(Rows from a dataset)
__________
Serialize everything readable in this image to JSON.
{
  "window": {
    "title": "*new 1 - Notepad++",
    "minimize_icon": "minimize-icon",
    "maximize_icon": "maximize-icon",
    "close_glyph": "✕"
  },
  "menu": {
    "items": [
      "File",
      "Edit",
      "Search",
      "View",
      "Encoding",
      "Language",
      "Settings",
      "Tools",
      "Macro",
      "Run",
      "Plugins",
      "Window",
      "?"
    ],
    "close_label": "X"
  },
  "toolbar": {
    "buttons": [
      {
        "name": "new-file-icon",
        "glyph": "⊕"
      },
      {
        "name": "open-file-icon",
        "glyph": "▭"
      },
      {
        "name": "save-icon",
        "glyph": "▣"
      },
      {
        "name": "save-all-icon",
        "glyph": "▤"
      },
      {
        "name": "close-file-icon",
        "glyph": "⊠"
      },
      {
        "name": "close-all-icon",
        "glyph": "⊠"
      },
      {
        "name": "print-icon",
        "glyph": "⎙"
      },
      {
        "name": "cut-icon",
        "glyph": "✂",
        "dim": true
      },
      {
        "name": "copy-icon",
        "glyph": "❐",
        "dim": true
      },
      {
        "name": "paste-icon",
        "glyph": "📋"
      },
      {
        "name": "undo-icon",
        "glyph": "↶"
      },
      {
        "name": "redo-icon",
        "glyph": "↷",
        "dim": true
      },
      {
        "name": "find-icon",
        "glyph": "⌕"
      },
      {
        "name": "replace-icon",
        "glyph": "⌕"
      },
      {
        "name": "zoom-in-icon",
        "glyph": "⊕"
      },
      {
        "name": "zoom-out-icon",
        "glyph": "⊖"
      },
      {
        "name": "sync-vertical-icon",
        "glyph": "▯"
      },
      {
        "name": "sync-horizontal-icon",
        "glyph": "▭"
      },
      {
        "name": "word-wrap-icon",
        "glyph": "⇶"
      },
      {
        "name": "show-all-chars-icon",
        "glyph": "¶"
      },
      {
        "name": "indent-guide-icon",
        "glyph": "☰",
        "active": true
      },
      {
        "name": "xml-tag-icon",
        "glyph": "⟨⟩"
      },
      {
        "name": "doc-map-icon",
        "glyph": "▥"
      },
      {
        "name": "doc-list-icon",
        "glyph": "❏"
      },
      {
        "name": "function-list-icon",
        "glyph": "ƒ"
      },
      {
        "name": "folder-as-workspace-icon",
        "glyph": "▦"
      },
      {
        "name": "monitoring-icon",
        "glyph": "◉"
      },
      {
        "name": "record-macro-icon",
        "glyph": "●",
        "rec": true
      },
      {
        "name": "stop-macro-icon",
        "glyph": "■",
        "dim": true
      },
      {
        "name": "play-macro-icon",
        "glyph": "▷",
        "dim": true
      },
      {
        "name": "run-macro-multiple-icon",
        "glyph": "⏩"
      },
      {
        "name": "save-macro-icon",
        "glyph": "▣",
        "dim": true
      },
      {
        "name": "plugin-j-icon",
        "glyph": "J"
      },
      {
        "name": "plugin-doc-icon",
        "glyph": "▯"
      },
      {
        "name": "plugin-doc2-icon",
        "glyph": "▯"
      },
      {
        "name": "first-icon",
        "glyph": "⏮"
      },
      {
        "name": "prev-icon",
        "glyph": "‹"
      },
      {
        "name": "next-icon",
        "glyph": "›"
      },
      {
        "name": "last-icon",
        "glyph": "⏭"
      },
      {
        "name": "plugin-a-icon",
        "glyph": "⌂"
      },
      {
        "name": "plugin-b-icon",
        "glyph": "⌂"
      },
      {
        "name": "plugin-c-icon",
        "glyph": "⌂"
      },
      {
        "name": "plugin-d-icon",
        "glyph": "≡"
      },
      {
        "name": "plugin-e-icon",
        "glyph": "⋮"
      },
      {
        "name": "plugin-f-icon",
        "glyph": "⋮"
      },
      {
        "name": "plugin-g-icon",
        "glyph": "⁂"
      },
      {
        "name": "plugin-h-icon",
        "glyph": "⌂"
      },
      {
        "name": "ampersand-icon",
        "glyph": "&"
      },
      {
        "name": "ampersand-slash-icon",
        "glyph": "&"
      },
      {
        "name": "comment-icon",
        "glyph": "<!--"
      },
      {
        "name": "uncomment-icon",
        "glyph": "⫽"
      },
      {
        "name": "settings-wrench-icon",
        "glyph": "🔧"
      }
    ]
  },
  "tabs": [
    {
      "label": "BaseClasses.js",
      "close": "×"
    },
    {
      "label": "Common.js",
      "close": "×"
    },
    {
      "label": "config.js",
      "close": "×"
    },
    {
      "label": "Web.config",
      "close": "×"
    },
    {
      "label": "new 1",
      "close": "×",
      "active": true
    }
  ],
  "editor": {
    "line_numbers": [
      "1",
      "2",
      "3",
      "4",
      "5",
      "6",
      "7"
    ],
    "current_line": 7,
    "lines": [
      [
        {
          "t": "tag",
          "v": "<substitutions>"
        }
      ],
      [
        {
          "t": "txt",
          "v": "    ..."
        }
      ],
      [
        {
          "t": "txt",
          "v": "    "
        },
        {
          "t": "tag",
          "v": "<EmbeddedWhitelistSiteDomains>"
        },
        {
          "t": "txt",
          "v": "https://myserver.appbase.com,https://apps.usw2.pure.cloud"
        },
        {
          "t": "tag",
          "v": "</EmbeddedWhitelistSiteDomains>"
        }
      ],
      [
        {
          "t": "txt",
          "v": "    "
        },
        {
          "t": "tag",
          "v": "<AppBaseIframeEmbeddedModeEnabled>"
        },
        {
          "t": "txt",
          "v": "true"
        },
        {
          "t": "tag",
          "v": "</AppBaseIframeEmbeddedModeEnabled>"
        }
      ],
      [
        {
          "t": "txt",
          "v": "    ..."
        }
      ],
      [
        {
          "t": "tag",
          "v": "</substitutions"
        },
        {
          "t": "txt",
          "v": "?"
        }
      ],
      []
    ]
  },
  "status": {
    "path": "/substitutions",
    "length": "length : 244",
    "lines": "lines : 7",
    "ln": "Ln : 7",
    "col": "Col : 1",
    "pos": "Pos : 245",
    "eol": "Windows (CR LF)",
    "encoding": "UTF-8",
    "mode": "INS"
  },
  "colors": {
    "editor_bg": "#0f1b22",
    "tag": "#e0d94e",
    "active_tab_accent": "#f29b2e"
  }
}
__________
_EXERCISE GOAL:_ Your task is to print the whole listing again exactly.

_EXERCISE RESPONSE:_
Serialize everything readable in this image to JSON.
{
  "window": {
    "title": "*new 1 - Notepad++",
    "minimize_icon": "minimize-icon",
    "maximize_icon": "maximize-icon",
    "close_glyph": "✕"
  },
  "menu": {
    "items": [
      "File",
      "Edit",
      "Search",
      "View",
      "Encoding",
      "Language",
      "Settings",
      "Tools",
      "Macro",
      "Run",
      "Plugins",
      "Window",
      "?"
    ],
    "close_label": "X"
  },
  "toolbar": {
    "buttons": [
      {
        "name": "new-file-icon",
        "glyph": "⊕"
      },
      {
        "name": "open-file-icon",
        "glyph": "▭"
      },
      {
        "name": "save-icon",
        "glyph": "▣"
      },
      {
        "name": "save-all-icon",
        "glyph": "▤"
      },
      {
        "name": "close-file-icon",
        "glyph": "⊠"
      },
      {
        "name": "close-all-icon",
        "glyph": "⊠"
      },
      {
        "name": "print-icon",
        "glyph": "⎙"
      },
      {
        "name": "cut-icon",
        "glyph": "✂",
        "dim": true
      },
      {
        "name": "copy-icon",
        "glyph": "❐",
        "dim": true
      },
      {
        "name": "paste-icon",
        "glyph": "📋"
      },
      {
        "name": "undo-icon",
        "glyph": "↶"
      },
      {
        "name": "redo-icon",
        "glyph": "↷",
        "dim": true
      },
      {
        "name": "find-icon",
        "glyph": "⌕"
      },
      {
        "name": "replace-icon",
        "glyph": "⌕"
      },
      {
        "name": "zoom-in-icon",
        "glyph": "⊕"
      },
      {
        "name": "zoom-out-icon",
        "glyph": "⊖"
      },
      {
        "name": "sync-vertical-icon",
        "glyph": "▯"
      },
      {
        "name": "sync-horizontal-icon",
        "glyph": "▭"
      },
      {
        "name": "word-wrap-icon",
        "glyph": "⇶"
      },
      {
        "name": "show-all-chars-icon",
        "glyph": "¶"
      },
      {
        "name": "indent-guide-icon",
        "glyph": "☰",
        "active": true
      },
      {
        "name": "xml-tag-icon",
        "glyph": "⟨⟩"
      },
      {
        "name": "doc-map-icon",
        "glyph": "▥"
      },
      {
        "name": "doc-list-icon",
        "glyph": "❏"
      },
      {
        "name": "function-list-icon",
        "glyph": "ƒ"
      },
      {
        "name": "folder-as-workspace-icon",
        "glyph": "▦"
      },
      {
        "name": "monitoring-icon",
        "glyph": "◉"
      },
      {
        "name": "record-macro-icon",
        "glyph": "●",
        "rec": true
      },
      {
        "name": "stop-macro-icon",
        "glyph": "■",
        "dim": true
      },
      {
        "name": "play-macro-icon",
        "glyph": "▷",
        "dim": true
      },
      {
        "name": "run-macro-multiple-icon",
        "glyph": "⏩"
      },
      {
        "name": "save-macro-icon",
        "glyph": "▣",
        "dim": true
      },
      {
        "name": "plugin-j-icon",
        "glyph": "J"
      },
      {
        "name": "plugin-doc-icon",
        "glyph": "▯"
      },
      {
        "name": "plugin-doc2-icon",
        "glyph": "▯"
      },
      {
        "name": "first-icon",
        "glyph": "⏮"
      },
      {
        "name": "prev-icon",
        "glyph": "‹"
      },
      {
        "name": "next-icon",
        "glyph": "›"
      },
      {
        "name": "last-icon",
        "glyph": "⏭"
      },
      {
        "name": "plugin-a-icon",
        "glyph": "⌂"
      },
      {
        "name": "plugin-b-icon",
        "glyph": "⌂"
      },
      {
        "name": "plugin-c-icon",
        "glyph": "⌂"
      },
      {
        "name": "plugin-d-icon",
        "glyph": "≡"
      },
      {
        "name": "plugin-e-icon",
        "glyph": "⋮"
      },
      {
        "name": "plugin-f-icon",
        "glyph": "⋮"
      },
      {
        "name": "plugin-g-icon",
        "glyph": "⁂"
      },
      {
        "name": "plugin-h-icon",
        "glyph": "⌂"
      },
      {
        "name": "ampersand-icon",
        "glyph": "&"
      },
      {
        "name": "ampersand-slash-icon",
        "glyph": "&"
      },
      {
        "name": "comment-icon",
        "glyph": "<!--"
      },
      {
        "name": "uncomment-icon",
        "glyph": "⫽"
      },
      {
        "name": "settings-wrench-icon",
        "glyph": "🔧"
      }
    ]
  },
  "tabs": [
    {
      "label": "BaseClasses.js",
      "close": "×"
    },
    {
      "label": "Common.js",
      "close": "×"
    },
    {
      "label": "config.js",
      "close": "×"
    },
    {
      "label": "Web.config",
      "close": "×"
    },
    {
      "label": "new 1",
      "close": "×",
      "active": true
    }
  ],
  "editor": {
    "line_numbers": [
      "1",
      "2",
      "3",
      "4",
      "5",
      "6",
      "7"
    ],
    "current_line": 7,
    "lines": [
      [
        {
          "t": "tag",
          "v": "<substitutions>"
        }
      ],
      [
        {
          "t": "txt",
          "v": "    ..."
        }
      ],
      [
        {
          "t": "txt",
          "v": "    "
        },
        {
          "t": "tag",
          "v": "<EmbeddedWhitelistSiteDomains>"
        },
        {
          "t": "txt",
          "v": "https://myserver.appbase.com,https://apps.usw2.pure.cloud"
        },
        {
          "t": "tag",
          "v": "</EmbeddedWhitelistSiteDomains>"
        }
      ],
      [
        {
          "t": "txt",
          "v": "    "
        },
        {
          "t": "tag",
          "v": "<AppBaseIframeEmbeddedModeEnabled>"
        },
        {
          "t": "txt",
          "v": "true"
        },
        {
          "t": "tag",
          "v": "</AppBaseIframeEmbeddedModeEnabled>"
        }
      ],
      [
        {
          "t": "txt",
          "v": "    ..."
        }
      ],
      [
        {
          "t": "tag",
          "v": "</substitutions"
        },
        {
          "t": "txt",
          "v": "?"
        }
      ],
      []
    ]
  },
  "status": {
    "path": "/substitutions",
    "length": "length : 244",
    "lines": "lines : 7",
    "ln": "Ln : 7",
    "col": "Col : 1",
    "pos": "Pos : 245",
    "eol": "Windows (CR LF)",
    "encoding": "UTF-8",
    "mode": "INS"
  },
  "colors": {
    "editor_bg": "#0f1b22",
    "tag": "#e0d94e",
    "active_tab_accent": "#f29b2e"
  }
}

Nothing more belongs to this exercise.